• _YOUR TASK_
Find every line in the records below that holds the word "明确了努力方向" and copy it.

------------------------------------------------------------------------

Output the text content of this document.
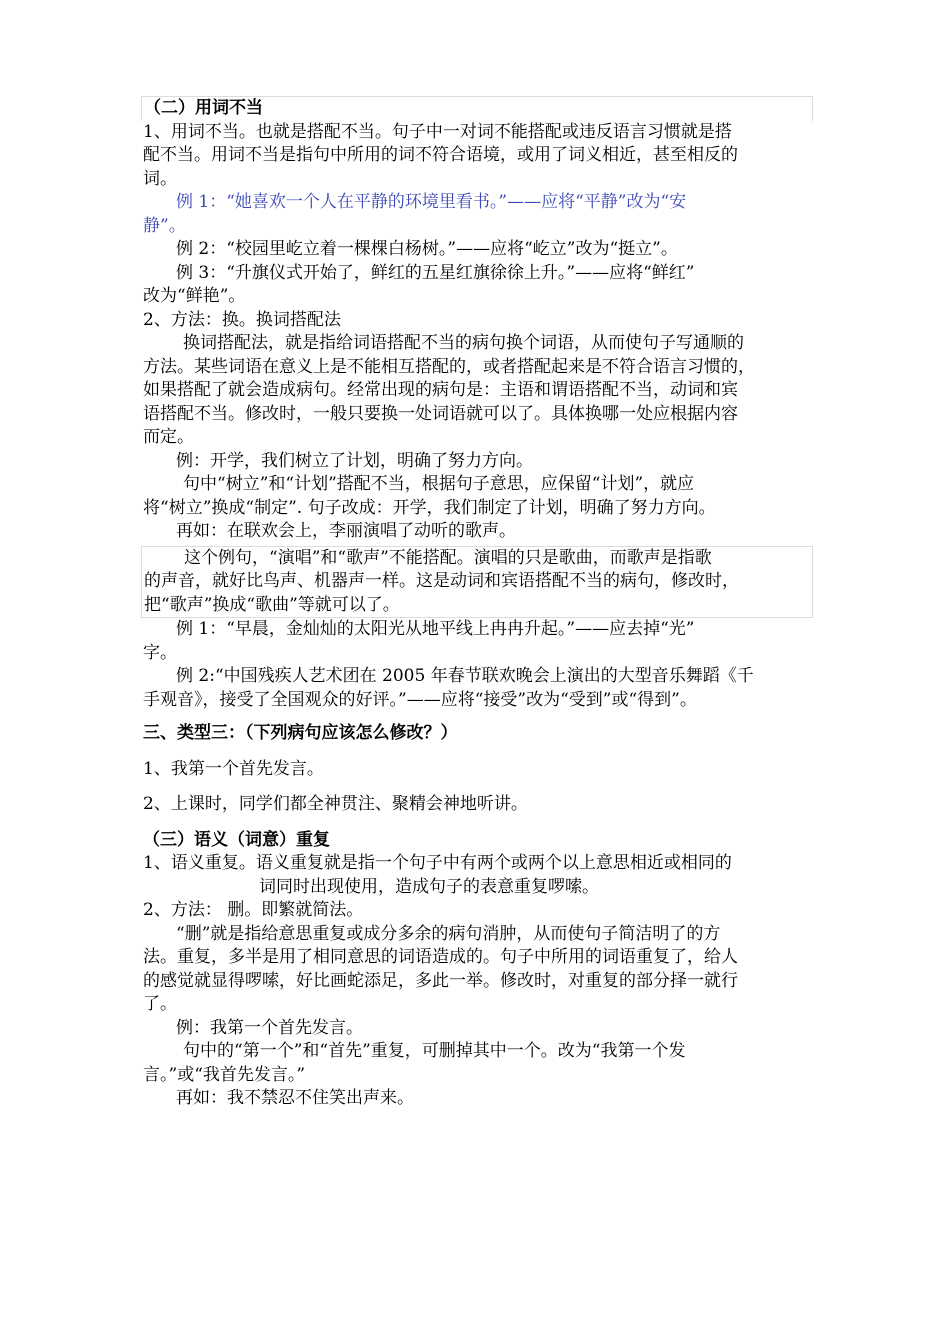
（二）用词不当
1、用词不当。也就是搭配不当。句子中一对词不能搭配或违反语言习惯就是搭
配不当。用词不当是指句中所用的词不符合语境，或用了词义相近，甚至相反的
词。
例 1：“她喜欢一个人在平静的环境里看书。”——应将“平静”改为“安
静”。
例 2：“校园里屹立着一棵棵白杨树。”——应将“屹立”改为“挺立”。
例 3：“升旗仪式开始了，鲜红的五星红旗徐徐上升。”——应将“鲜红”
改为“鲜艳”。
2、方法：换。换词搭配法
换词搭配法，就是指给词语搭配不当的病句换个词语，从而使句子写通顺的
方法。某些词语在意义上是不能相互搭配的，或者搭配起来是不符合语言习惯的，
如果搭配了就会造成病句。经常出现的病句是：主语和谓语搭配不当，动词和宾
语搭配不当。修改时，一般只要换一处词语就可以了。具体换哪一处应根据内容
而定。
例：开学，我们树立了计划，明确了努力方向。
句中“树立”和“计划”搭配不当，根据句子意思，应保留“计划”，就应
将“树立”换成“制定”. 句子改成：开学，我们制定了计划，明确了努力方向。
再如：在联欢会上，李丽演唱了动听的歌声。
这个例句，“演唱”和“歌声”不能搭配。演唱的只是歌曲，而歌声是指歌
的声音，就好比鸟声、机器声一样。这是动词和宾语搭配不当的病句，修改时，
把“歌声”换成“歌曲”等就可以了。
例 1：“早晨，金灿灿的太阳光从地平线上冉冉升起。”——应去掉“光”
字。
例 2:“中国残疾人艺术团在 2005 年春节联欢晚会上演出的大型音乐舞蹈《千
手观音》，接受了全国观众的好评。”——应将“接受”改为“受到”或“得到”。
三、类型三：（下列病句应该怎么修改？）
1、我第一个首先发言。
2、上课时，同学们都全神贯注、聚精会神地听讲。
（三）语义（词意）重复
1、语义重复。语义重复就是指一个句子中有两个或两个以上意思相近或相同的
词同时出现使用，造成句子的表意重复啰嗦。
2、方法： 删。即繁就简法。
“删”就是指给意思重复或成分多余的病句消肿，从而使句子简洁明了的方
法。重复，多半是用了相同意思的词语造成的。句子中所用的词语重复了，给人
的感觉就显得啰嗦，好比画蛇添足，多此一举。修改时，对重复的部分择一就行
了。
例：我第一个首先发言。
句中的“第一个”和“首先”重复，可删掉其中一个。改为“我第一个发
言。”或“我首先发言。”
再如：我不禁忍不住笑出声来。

------------------------------------------------------------------------

• _EXERCISE SOLUTION_
例：开学，我们树立了计划，明确了努力方向。
将“树立”换成“制定”. 句子改成：开学，我们制定了计划，明确了努力方向。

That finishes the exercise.